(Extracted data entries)
━━━━━━━━━━━━━━━━━━━━

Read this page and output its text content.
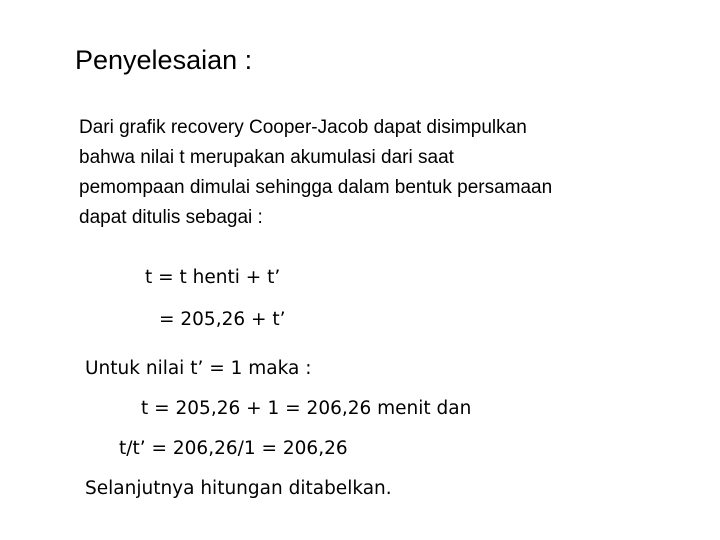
Penyelesaian :
Dari grafik recovery Cooper-Jacob dapat disimpulkan
bahwa nilai t merupakan akumulasi dari saat
pemompaan dimulai sehingga dalam bentuk persamaan
dapat ditulis sebagai :
t = t henti + t’
= 205,26 + t’
Untuk nilai t’ = 1 maka :
t = 205,26 + 1 = 206,26 menit dan
t/t’ = 206,26/1 = 206,26
Selanjutnya hitungan ditabelkan.
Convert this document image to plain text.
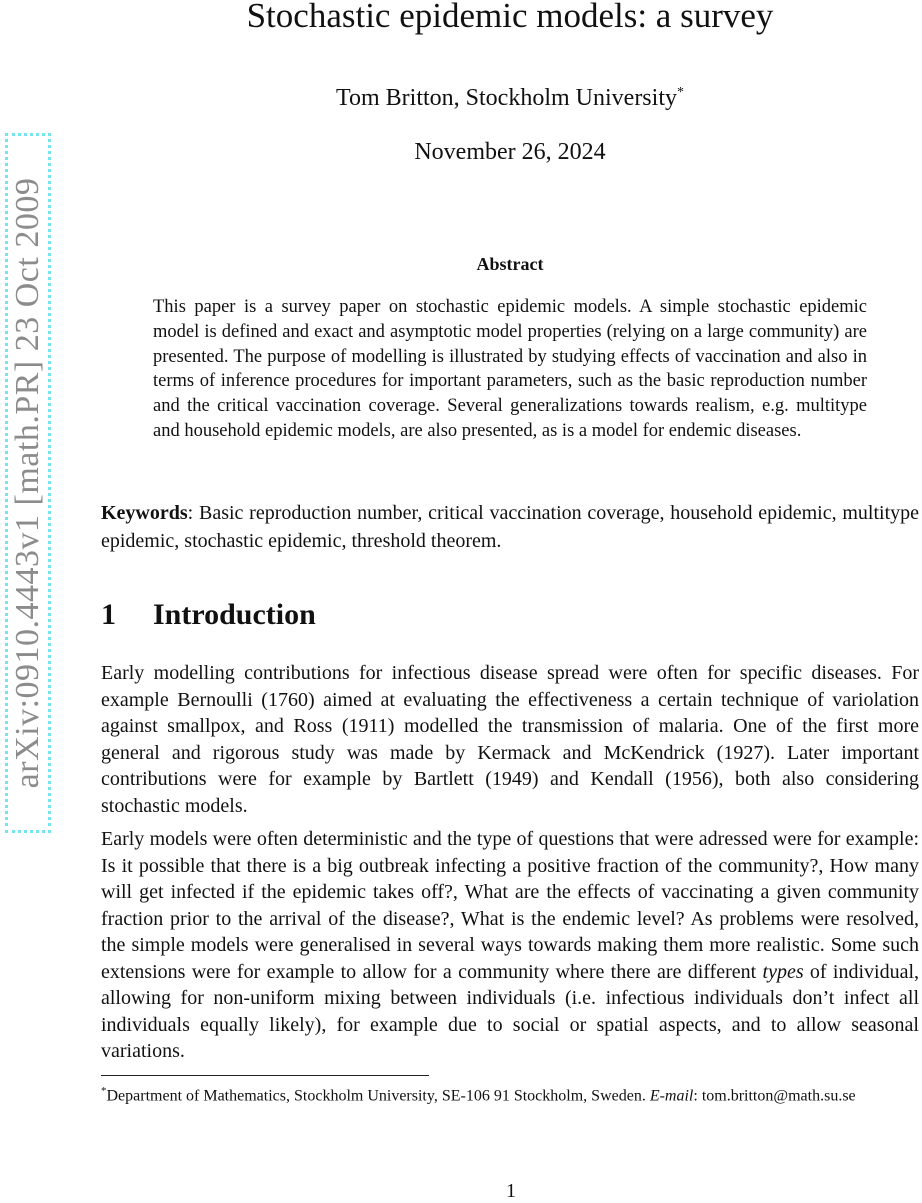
arXiv:0910.4443v1 [math.PR] 23 Oct 2009
Stochastic epidemic models: a survey
Tom Britton, Stockholm University*
November 26, 2024
Abstract
This paper is a survey paper on stochastic epidemic models. A simple stochastic epidemic model is defined and exact and asymptotic model properties (relying on a large community) are presented. The purpose of modelling is illustrated by studying effects of vaccination and also in terms of inference procedures for important parameters, such as the basic reproduction number and the critical vaccination coverage. Several generalizations towards realism, e.g. multitype and household epidemic models, are also presented, as is a model for endemic diseases.
Keywords: Basic reproduction number, critical vaccination coverage, household epidemic, multitype epidemic, stochastic epidemic, threshold theorem.
1 Introduction

Early modelling contributions for infectious disease spread were often for specific diseases. For example Bernoulli (1760) aimed at evaluating the effectiveness a certain technique of variolation against smallpox, and Ross (1911) modelled the transmission of malaria. One of the first more general and rigorous study was made by Kermack and McKendrick (1927). Later important contributions were for example by Bartlett (1949) and Kendall (1956), both also considering stochastic models.

Early models were often deterministic and the type of questions that were adressed were for example: Is it possible that there is a big outbreak infecting a positive fraction of the community?, How many will get infected if the epidemic takes off?, What are the effects of vaccinating a given community fraction prior to the arrival of the disease?, What is the endemic level? As problems were resolved, the simple models were generalised in several ways towards making them more realistic. Some such extensions were for example to allow for a community where there are different types of individual, allowing for non-uniform mixing between individuals (i.e. infectious individuals don’t infect all individuals equally likely), for example due to social or spatial aspects, and to allow seasonal variations.

*Department of Mathematics, Stockholm University, SE-106 91 Stockholm, Sweden. E-mail: tom.britton@math.su.se
1
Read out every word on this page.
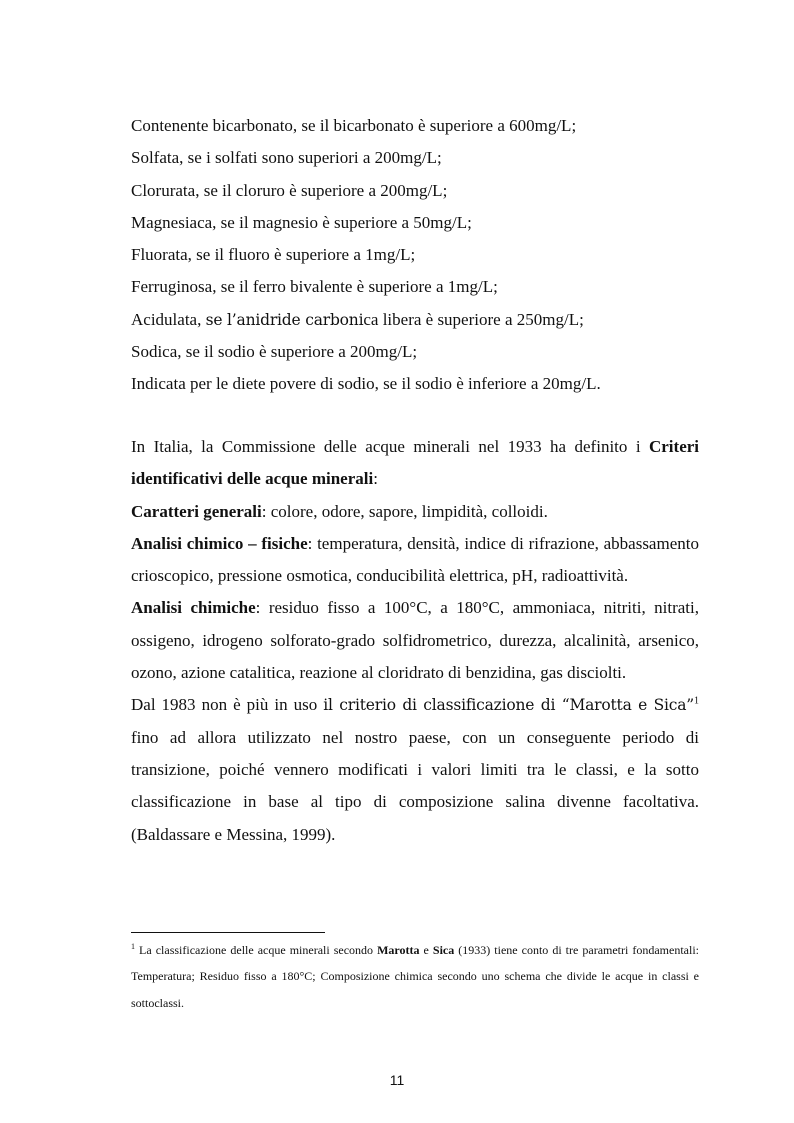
Contenente bicarbonato, se il bicarbonato è superiore a 600mg/L;
Solfata, se i solfati sono superiori a 200mg/L;
Clorurata, se il cloruro è superiore a 200mg/L;
Magnesiaca, se il magnesio è superiore a 50mg/L;
Fluorata, se il fluoro è superiore a 1mg/L;
Ferruginosa, se il ferro bivalente è superiore a 1mg/L;
Acidulata, se l’anidride carbonica libera è superiore a 250mg/L;
Sodica, se il sodio è superiore a 200mg/L;
Indicata per le diete povere di sodio, se il sodio è inferiore a 20mg/L.

In Italia, la Commissione delle acque minerali nel 1933 ha definito i Criteri identificativi delle acque minerali:

Caratteri generali: colore, odore, sapore, limpidità, colloidi.

Analisi chimico – fisiche: temperatura, densità, indice di rifrazione, abbassamento crioscopico, pressione osmotica, conducibilità elettrica, pH, radioattività.

Analisi chimiche: residuo fisso a 100°C, a 180°C, ammoniaca, nitriti, nitrati, ossigeno, idrogeno solforato-grado solfidrometrico, durezza, alcalinità, arsenico, ozono, azione catalitica, reazione al cloridrato di benzidina, gas disciolti.

Dal 1983 non è più in uso il criterio di classificazione di “Marotta e Sica”$^1$ fino ad allora utilizzato nel nostro paese, con un conseguente periodo di transizione, poiché vennero modificati i valori limiti tra le classi, e la sotto classificazione in base al tipo di composizione salina divenne facoltativa.

(Baldassare e Messina, 1999).

$^1$ La classificazione delle acque minerali secondo Marotta e Sica (1933) tiene conto di tre parametri fondamentali: Temperatura; Residuo fisso a 180°C; Composizione chimica secondo uno schema che divide le acque in classi e sottoclassi.

11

━━━━━━━━━━━━━━━━━━━━

**WHAT IS NEEDED**
Look above for the line containing "Read out every word on this page."; output that line and all lines after it through the last one exactly, without the pictures.

**RESULT**
Read out every word on this page.
Contenente bicarbonato, se il bicarbonato è superiore a 600mg/L;
Solfata, se i solfati sono superiori a 200mg/L;
Clorurata, se il cloruro è superiore a 200mg/L;
Magnesiaca, se il magnesio è superiore a 50mg/L;
Fluorata, se il fluoro è superiore a 1mg/L;
Ferruginosa, se il ferro bivalente è superiore a 1mg/L;
Acidulata, se l’anidride carbonica libera è superiore a 250mg/L;
Sodica, se il sodio è superiore a 200mg/L;
Indicata per le diete povere di sodio, se il sodio è inferiore a 20mg/L.

In Italia, la Commissione delle acque minerali nel 1933 ha definito i Criteri identificativi delle acque minerali:

Caratteri generali: colore, odore, sapore, limpidità, colloidi.

Analisi chimico – fisiche: temperatura, densità, indice di rifrazione, abbassamento crioscopico, pressione osmotica, conducibilità elettrica, pH, radioattività.

Analisi chimiche: residuo fisso a 100°C, a 180°C, ammoniaca, nitriti, nitrati, ossigeno, idrogeno solforato-grado solfidrometrico, durezza, alcalinità, arsenico, ozono, azione catalitica, reazione al cloridrato di benzidina, gas disciolti.

Dal 1983 non è più in uso il criterio di classificazione di “Marotta e Sica”$^1$ fino ad allora utilizzato nel nostro paese, con un conseguente periodo di transizione, poiché vennero modificati i valori limiti tra le classi, e la sotto classificazione in base al tipo di composizione salina divenne facoltativa.

(Baldassare e Messina, 1999).

$^1$ La classificazione delle acque minerali secondo Marotta e Sica (1933) tiene conto di tre parametri fondamentali: Temperatura; Residuo fisso a 180°C; Composizione chimica secondo uno schema che divide le acque in classi e sottoclassi.

11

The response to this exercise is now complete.